(Layout records)
--------------------------------
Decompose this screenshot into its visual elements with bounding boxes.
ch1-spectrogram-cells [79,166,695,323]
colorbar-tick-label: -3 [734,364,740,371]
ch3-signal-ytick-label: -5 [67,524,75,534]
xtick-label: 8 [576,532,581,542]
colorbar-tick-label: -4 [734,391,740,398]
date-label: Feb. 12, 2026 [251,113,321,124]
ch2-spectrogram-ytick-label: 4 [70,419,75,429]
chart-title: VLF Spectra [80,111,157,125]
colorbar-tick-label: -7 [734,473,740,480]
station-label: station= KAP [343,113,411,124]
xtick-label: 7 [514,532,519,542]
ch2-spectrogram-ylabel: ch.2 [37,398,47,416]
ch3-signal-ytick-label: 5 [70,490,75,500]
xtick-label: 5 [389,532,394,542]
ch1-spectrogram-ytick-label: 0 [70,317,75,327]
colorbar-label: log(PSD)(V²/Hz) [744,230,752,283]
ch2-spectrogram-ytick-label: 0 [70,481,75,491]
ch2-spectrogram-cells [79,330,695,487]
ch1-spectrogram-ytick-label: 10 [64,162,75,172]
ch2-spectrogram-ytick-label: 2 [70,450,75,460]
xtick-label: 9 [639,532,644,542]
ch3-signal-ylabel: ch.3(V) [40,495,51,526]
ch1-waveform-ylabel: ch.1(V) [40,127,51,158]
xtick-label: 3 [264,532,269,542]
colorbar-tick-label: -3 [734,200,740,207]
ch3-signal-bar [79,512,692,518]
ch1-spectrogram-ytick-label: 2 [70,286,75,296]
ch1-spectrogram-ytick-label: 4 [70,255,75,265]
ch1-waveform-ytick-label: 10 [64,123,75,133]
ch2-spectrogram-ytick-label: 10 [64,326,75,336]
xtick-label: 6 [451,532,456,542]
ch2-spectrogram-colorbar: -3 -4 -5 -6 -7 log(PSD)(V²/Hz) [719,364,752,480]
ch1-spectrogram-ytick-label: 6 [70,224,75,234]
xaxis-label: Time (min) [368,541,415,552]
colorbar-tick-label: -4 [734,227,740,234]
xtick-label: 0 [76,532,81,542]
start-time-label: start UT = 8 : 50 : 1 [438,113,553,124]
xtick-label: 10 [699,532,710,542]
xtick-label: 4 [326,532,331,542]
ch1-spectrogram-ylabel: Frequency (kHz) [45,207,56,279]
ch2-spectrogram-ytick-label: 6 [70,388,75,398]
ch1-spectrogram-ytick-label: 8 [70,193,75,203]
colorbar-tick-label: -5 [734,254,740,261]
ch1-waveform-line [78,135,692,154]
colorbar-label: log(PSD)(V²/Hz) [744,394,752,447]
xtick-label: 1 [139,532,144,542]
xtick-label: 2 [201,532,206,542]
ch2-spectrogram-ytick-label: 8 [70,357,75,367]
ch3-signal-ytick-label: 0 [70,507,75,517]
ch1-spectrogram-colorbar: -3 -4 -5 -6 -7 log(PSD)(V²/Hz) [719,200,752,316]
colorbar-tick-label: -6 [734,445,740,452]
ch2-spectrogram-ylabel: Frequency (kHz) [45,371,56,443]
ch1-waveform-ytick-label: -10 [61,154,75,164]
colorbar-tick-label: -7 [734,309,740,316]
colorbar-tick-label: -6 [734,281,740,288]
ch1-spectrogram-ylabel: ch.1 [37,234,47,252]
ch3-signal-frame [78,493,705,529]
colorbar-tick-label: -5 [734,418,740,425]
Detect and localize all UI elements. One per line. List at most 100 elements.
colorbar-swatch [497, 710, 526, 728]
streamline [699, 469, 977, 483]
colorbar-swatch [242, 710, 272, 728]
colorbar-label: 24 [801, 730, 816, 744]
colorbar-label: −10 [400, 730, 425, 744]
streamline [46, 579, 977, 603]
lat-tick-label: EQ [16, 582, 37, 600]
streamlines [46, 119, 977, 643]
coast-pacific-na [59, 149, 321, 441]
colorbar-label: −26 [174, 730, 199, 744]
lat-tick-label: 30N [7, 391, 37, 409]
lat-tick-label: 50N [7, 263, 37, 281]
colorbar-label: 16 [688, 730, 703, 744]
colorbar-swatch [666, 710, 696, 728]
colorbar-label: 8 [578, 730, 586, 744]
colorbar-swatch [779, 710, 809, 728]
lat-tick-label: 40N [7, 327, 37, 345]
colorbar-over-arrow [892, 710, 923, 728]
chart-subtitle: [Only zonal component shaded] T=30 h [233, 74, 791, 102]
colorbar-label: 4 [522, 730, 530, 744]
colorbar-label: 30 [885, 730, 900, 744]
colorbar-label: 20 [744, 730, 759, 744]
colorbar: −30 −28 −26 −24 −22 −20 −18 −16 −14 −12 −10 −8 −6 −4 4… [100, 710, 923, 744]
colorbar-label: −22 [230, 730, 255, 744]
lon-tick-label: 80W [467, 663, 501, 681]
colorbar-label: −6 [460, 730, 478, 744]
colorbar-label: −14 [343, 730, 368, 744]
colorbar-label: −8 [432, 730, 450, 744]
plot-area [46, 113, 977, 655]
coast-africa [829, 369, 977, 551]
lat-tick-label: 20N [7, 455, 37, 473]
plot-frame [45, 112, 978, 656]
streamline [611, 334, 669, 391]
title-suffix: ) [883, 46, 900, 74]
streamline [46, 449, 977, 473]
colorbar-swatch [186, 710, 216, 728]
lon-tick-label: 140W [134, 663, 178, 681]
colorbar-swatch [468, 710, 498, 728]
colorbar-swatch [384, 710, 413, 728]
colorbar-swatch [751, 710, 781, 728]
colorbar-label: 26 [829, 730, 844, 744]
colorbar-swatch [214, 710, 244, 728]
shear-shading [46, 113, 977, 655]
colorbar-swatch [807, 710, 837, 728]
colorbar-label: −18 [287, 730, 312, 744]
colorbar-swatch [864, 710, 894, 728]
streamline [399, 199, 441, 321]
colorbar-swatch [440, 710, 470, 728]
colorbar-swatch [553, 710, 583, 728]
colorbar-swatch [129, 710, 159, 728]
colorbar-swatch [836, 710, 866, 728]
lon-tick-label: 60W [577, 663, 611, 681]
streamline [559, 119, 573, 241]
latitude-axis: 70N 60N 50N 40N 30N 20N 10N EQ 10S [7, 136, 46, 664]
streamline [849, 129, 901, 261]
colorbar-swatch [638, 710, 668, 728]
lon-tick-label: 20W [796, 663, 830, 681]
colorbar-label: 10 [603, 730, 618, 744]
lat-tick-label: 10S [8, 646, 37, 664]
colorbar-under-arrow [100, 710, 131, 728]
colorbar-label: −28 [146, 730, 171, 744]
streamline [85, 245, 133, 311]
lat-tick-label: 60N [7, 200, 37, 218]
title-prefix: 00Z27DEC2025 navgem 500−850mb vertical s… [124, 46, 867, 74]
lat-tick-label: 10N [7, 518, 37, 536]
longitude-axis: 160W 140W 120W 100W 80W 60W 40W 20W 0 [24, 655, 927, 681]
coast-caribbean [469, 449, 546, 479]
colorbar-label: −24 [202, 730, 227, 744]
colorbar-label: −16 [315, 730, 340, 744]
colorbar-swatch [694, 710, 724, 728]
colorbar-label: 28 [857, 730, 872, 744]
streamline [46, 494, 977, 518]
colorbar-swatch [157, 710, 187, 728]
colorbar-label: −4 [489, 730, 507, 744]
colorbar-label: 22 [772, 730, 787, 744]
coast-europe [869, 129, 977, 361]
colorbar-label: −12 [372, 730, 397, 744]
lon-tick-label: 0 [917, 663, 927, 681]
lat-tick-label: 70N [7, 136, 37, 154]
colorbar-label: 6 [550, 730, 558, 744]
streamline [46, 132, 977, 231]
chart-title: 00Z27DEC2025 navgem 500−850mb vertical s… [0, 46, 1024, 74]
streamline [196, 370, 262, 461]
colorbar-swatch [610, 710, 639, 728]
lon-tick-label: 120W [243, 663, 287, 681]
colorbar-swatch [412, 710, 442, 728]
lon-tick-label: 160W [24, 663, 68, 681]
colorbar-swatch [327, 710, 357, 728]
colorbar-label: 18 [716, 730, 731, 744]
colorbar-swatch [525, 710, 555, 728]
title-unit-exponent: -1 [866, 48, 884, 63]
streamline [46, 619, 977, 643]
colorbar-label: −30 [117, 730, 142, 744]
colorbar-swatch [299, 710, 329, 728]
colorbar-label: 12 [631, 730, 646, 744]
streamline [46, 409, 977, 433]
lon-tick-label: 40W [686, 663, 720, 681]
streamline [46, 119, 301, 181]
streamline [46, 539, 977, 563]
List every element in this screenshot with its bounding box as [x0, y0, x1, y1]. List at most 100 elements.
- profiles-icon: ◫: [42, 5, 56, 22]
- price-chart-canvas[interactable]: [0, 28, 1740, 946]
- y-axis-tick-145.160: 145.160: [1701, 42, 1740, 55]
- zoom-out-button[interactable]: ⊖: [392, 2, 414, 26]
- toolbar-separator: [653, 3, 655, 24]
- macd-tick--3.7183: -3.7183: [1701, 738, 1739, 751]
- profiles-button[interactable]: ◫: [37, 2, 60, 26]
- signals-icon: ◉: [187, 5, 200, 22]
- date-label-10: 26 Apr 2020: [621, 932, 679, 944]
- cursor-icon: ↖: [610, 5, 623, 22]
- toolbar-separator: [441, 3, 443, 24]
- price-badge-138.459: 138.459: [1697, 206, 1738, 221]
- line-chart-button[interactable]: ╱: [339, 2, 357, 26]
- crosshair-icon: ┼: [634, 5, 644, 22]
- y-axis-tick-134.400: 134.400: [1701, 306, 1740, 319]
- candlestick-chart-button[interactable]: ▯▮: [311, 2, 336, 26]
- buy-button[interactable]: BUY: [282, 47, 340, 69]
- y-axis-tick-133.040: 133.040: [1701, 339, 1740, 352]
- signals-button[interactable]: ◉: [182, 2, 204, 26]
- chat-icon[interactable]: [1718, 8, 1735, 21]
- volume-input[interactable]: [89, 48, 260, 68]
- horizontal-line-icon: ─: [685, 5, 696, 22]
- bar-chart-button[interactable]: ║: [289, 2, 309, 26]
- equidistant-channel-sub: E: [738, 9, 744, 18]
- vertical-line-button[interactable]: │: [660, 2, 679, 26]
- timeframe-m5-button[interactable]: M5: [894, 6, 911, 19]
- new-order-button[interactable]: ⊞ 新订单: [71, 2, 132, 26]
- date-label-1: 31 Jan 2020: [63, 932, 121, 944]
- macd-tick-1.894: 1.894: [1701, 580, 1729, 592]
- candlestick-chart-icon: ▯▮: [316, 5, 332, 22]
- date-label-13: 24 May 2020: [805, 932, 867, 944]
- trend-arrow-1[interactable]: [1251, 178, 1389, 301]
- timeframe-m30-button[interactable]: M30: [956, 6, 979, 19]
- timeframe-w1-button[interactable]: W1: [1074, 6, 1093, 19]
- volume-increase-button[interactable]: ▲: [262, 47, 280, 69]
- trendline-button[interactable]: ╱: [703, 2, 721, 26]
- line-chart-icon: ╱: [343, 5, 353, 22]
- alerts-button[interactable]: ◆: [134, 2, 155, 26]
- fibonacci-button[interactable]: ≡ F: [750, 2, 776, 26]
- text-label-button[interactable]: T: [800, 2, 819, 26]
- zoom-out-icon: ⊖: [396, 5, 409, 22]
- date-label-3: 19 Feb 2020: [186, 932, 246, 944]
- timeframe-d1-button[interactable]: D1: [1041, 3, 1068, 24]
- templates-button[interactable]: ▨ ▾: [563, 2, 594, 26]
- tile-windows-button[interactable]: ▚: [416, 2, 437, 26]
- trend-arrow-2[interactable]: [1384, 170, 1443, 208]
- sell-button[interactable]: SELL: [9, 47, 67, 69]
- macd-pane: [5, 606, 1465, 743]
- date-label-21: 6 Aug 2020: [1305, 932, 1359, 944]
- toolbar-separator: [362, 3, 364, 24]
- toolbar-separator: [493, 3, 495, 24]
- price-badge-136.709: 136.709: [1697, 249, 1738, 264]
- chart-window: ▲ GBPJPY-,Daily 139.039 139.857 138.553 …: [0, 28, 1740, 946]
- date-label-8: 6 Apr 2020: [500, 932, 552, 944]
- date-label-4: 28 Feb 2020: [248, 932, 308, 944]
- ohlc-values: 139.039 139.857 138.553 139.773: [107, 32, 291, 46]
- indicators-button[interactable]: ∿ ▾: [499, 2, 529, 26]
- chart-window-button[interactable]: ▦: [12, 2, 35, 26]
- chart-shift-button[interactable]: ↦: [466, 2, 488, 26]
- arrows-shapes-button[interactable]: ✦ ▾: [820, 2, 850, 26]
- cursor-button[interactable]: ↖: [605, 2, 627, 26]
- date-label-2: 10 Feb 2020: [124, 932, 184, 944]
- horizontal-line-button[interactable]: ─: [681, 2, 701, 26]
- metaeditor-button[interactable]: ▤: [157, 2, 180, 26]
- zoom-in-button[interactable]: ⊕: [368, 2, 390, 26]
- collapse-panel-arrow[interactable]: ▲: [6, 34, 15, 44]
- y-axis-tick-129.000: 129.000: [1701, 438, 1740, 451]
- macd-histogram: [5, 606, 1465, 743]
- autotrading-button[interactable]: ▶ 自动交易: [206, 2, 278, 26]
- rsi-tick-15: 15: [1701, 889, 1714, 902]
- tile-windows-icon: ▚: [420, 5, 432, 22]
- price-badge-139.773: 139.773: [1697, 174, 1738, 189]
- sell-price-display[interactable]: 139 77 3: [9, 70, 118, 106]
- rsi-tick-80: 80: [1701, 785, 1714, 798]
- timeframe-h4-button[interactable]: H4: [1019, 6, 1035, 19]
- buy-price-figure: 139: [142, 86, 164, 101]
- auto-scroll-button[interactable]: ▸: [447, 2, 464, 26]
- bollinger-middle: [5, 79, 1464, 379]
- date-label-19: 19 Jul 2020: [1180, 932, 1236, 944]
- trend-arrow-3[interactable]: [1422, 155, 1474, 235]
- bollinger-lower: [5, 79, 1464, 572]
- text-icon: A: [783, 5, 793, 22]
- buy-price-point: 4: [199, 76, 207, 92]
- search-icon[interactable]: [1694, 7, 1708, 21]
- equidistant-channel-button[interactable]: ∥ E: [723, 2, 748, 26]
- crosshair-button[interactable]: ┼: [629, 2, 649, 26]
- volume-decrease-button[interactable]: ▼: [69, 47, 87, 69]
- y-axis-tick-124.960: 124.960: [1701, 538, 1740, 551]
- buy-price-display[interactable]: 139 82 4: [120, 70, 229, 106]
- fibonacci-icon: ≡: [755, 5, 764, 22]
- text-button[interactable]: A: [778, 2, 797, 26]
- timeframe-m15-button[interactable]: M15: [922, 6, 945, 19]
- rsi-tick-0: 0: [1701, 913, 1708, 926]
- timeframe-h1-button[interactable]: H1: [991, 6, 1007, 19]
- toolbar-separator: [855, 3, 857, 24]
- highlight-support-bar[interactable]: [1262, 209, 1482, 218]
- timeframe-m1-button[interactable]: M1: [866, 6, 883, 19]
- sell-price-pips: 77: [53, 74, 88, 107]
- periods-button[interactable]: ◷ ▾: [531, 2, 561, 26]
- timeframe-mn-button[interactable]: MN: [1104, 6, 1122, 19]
--------------------------------
* GIVEN REQUEST: Output every line from the start of the entries through the line that contains "xtick-label: 2 [201,532,206,542]" as a Markdown table with the columns Row and Line, numbering each line and leaving out blank lines.

* RESPONSE BELOW:
| Row | Line |
|---|---|
| 1 | Decompose this screenshot into its visual elements with bounding boxes. |
| 2 | ch1-spectrogram-cells [79,166,695,323] |
| 3 | colorbar-tick-label: -3 [734,364,740,371] |
| 4 | ch3-signal-ytick-label: -5 [67,524,75,534] |
| 5 | xtick-label: 8 [576,532,581,542] |
| 6 | colorbar-tick-label: -4 [734,391,740,398] |
| 7 | date-label: Feb. 12, 2026 [251,113,321,124] |
| 8 | ch2-spectrogram-ytick-label: 4 [70,419,75,429] |
| 9 | chart-title: VLF Spectra [80,111,157,125] |
| 10 | colorbar-tick-label: -7 [734,473,740,480] |
| 11 | station-label: station= KAP [343,113,411,124] |
| 12 | xtick-label: 7 [514,532,519,542] |
| 13 | ch2-spectrogram-ylabel: ch.2 [37,398,47,416] |
| 14 | ch3-signal-ytick-label: 5 [70,490,75,500] |
| 15 | xtick-label: 5 [389,532,394,542] |
| 16 | ch1-spectrogram-ytick-label: 0 [70,317,75,327] |
| 17 | colorbar-label: log(PSD)(V²/Hz) [744,230,752,283] |
| 18 | ch2-spectrogram-ytick-label: 0 [70,481,75,491] |
| 19 | ch2-spectrogram-cells [79,330,695,487] |
| 20 | ch1-spectrogram-ytick-label: 10 [64,162,75,172] |
| 21 | ch2-spectrogram-ytick-label: 2 [70,450,75,460] |
| 22 | xtick-label: 9 [639,532,644,542] |
| 23 | ch3-signal-ylabel: ch.3(V) [40,495,51,526] |
| 24 | ch1-waveform-ylabel: ch.1(V) [40,127,51,158] |
| 25 | xtick-label: 3 [264,532,269,542] |
| 26 | colorbar-tick-label: -3 [734,200,740,207] |
| 27 | ch3-signal-bar [79,512,692,518] |
| 28 | ch1-spectrogram-ytick-label: 2 [70,286,75,296] |
| 29 | ch1-spectrogram-ytick-label: 4 [70,255,75,265] |
| 30 | ch1-waveform-ytick-label: 10 [64,123,75,133] |
| 31 | ch2-spectrogram-ytick-label: 10 [64,326,75,336] |
| 32 | xtick-label: 6 [451,532,456,542] |
| 33 | ch2-spectrogram-colorbar: -3 -4 -5 -6 -7 log(PSD)(V²/Hz) [719,364,752,480] |
| 34 | ch1-spectrogram-ytick-label: 6 [70,224,75,234] |
| 35 | xaxis-label: Time (min) [368,541,415,552] |
| 36 | colorbar-tick-label: -4 [734,227,740,234] |
| 37 | xtick-label: 0 [76,532,81,542] |
| 38 | start-time-label: start UT = 8 : 50 : 1 [438,113,553,124] |
| 39 | xtick-label: 10 [699,532,710,542] |
| 40 | xtick-label: 4 [326,532,331,542] |
| 41 | ch1-spectrogram-ylabel: Frequency (kHz) [45,207,56,279] |
| 42 | ch2-spectrogram-ytick-label: 6 [70,388,75,398] |
| 43 | ch1-spectrogram-ytick-label: 8 [70,193,75,203] |
| 44 | colorbar-tick-label: -5 [734,254,740,261] |
| 45 | ch1-waveform-line [78,135,692,154] |
| 46 | colorbar-label: log(PSD)(V²/Hz) [744,394,752,447] |
| 47 | xtick-label: 1 [139,532,144,542] |
| 48 | xtick-label: 2 [201,532,206,542] |